**Activity:** Look through the entries for the string "techniques", and copy each line that holds it.

**Data section:**
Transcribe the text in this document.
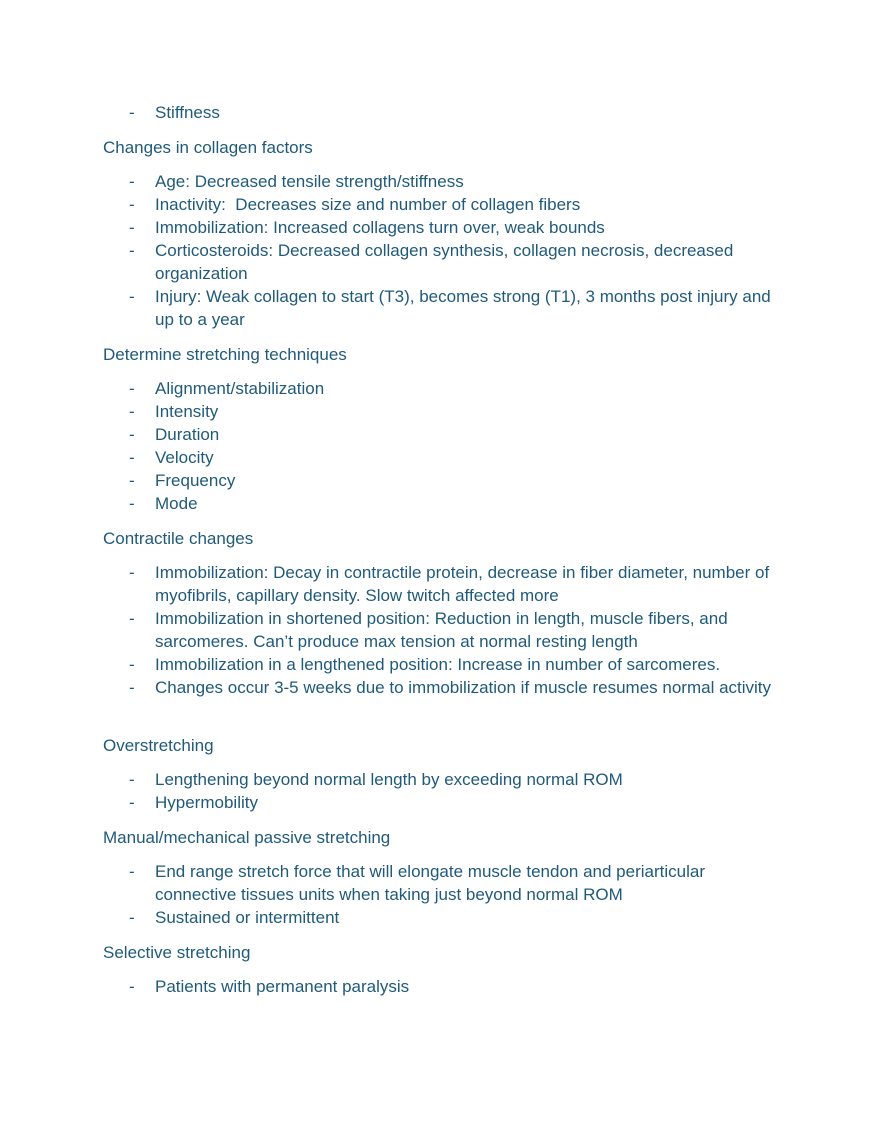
- Stiffness
Changes in collagen factors
- Age: Decreased tensile strength/stiffness
- Inactivity:  Decreases size and number of collagen fibers
- Immobilization: Increased collagens turn over, weak bounds
- Corticosteroids: Decreased collagen synthesis, collagen necrosis, decreased organization
- Injury: Weak collagen to start (T3), becomes strong (T1), 3 months post injury and up to a year
Determine stretching techniques
- Alignment/stabilization
- Intensity
- Duration
- Velocity
- Frequency
- Mode
Contractile changes
- Immobilization: Decay in contractile protein, decrease in fiber diameter, number of myofibrils, capillary density. Slow twitch affected more
- Immobilization in shortened position: Reduction in length, muscle fibers, and sarcomeres. Can’t produce max tension at normal resting length
- Immobilization in a lengthened position: Increase in number of sarcomeres.
- Changes occur 3-5 weeks due to immobilization if muscle resumes normal activity
Overstretching
- Lengthening beyond normal length by exceeding normal ROM
- Hypermobility
Manual/mechanical passive stretching
- End range stretch force that will elongate muscle tendon and periarticular connective tissues units when taking just beyond normal ROM
- Sustained or intermittent
Selective stretching
- Patients with permanent paralysis
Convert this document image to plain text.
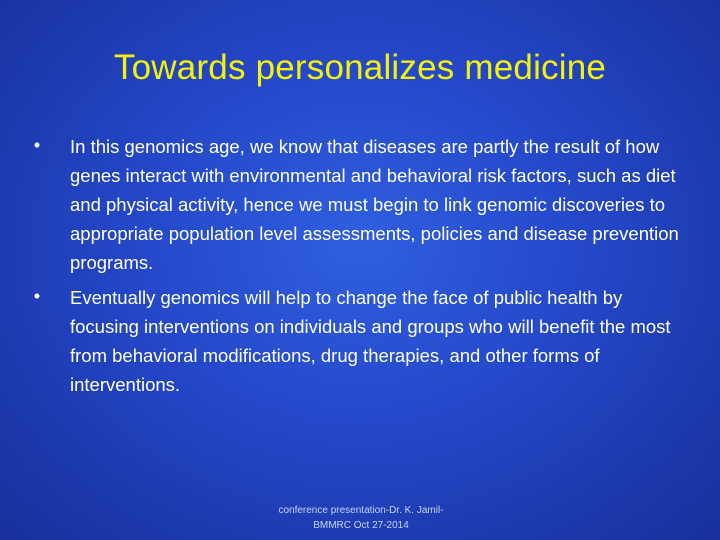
Towards personalizes medicine
• In this genomics age, we know that diseases are partly the result of how genes interact with environmental and behavioral risk factors, such as diet and physical activity, hence we must begin to link genomic discoveries to appropriate population level assessments, policies and disease prevention programs.
• Eventually genomics will help to change the face of public health by focusing interventions on individuals and groups who will benefit the most from behavioral modifications, drug therapies, and other forms of interventions.
conference presentation-Dr. K. Jamil-
BMMRC Oct 27-2014
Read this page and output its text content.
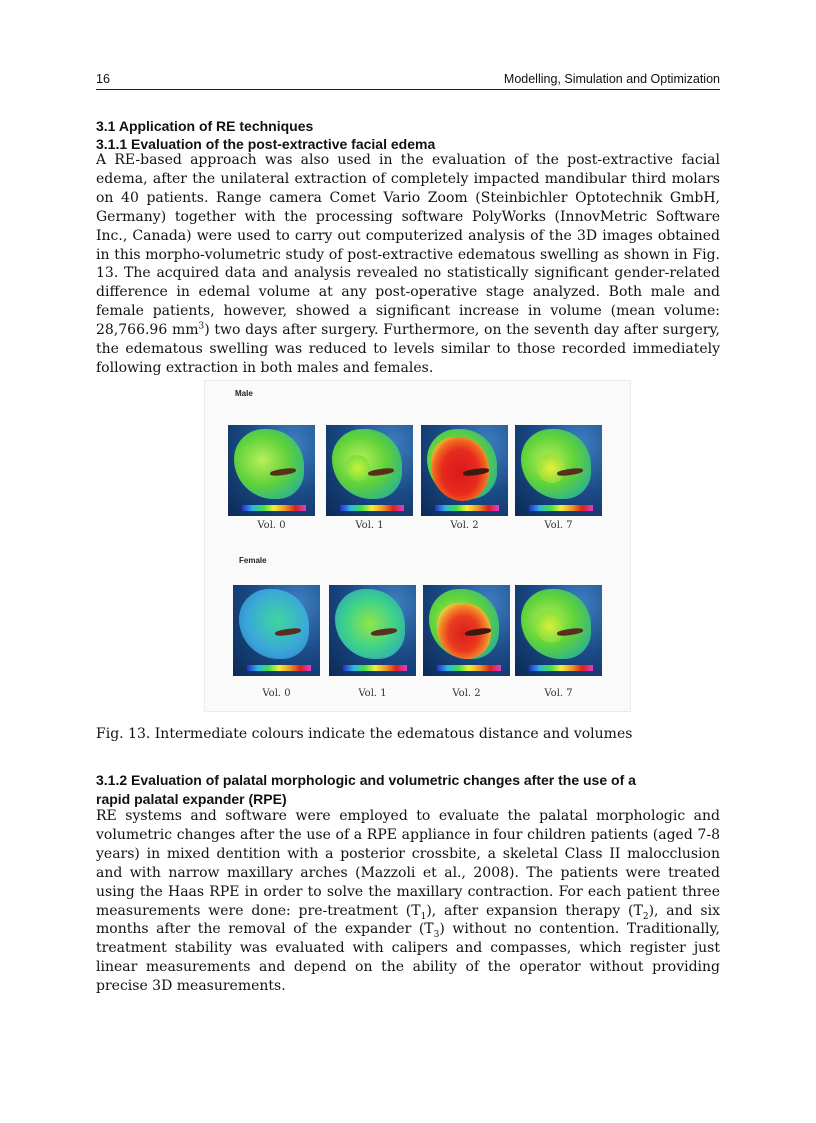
16	Modelling, Simulation and Optimization
3.1 Application of RE techniques
3.1.1 Evaluation of the post-extractive facial edema

A RE-based approach was also used in the evaluation of the post-extractive facial edema, after the unilateral extraction of completely impacted mandibular third molars on 40 patients. Range camera Comet Vario Zoom (Steinbichler Optotechnik GmbH, Germany) together with the processing software PolyWorks (InnovMetric Software Inc., Canada) were used to carry out computerized analysis of the 3D images obtained in this morpho-volumetric study of post-extractive edematous swelling as shown in Fig. 13. The acquired data and analysis revealed no statistically significant gender-related difference in edemal volume at any post-operative stage analyzed. Both male and female patients, however, showed a significant increase in volume (mean volume: 28,766.96 $mm^3$) two days after surgery. Furthermore, on the seventh day after surgery, the edematous swelling was reduced to levels similar to those recorded immediately following extraction in both males and females.

Male
Vol. 0	Vol. 1	Vol. 2	Vol. 7
Female
Vol. 0	Vol. 1	Vol. 2	Vol. 7
Fig. 13. Intermediate colours indicate the edematous distance and volumes
3.1.2 Evaluation of palatal morphologic and volumetric changes after the use of a
rapid palatal expander (RPE)

RE systems and software were employed to evaluate the palatal morphologic and volumetric changes after the use of a RPE appliance in four children patients (aged 7-8 years) in mixed dentition with a posterior crossbite, a skeletal Class II malocclusion and with narrow maxillary arches (Mazzoli et al., 2008). The patients were treated using the Haas RPE in order to solve the maxillary contraction. For each patient three measurements were done: pre-treatment $(T_1)$, after expansion therapy $(T_2)$, and six months after the removal of the expander $(T_3)$ without no contention. Traditionally, treatment stability was evaluated with calipers and compasses, which register just linear measurements and depend on the ability of the operator without providing precise 3D measurements.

**Worked solution:**
Determine stretching techniques
3.1 Application of RE techniques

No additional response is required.